**REQUIRED WORK**
All of the lines below are to be transcribed faithfully, with pictures excluded from the copy.

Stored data
────

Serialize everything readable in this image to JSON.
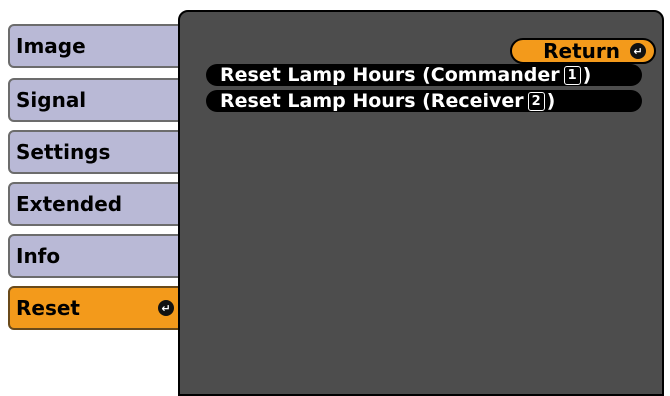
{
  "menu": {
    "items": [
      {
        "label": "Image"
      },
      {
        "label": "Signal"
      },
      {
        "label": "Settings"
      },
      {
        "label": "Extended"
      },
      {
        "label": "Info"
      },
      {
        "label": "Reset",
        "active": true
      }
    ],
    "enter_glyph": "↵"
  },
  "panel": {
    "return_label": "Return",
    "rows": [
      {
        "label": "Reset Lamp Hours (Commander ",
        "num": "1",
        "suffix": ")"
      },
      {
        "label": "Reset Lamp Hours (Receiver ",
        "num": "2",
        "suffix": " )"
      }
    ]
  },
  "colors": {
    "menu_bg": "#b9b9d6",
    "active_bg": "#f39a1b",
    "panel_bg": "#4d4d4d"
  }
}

────

**SOLUTION**
Serialize everything readable in this image to JSON.
{
  "menu": {
    "items": [
      {
        "label": "Image"
      },
      {
        "label": "Signal"
      },
      {
        "label": "Settings"
      },
      {
        "label": "Extended"
      },
      {
        "label": "Info"
      },
      {
        "label": "Reset",
        "active": true
      }
    ],
    "enter_glyph": "↵"
  },
  "panel": {
    "return_label": "Return",
    "rows": [
      {
        "label": "Reset Lamp Hours (Commander ",
        "num": "1",
        "suffix": ")"
      },
      {
        "label": "Reset Lamp Hours (Receiver ",
        "num": "2",
        "suffix": " )"
      }
    ]
  },
  "colors": {
    "menu_bg": "#b9b9d6",
    "active_bg": "#f39a1b",
    "panel_bg": "#4d4d4d"
  }
}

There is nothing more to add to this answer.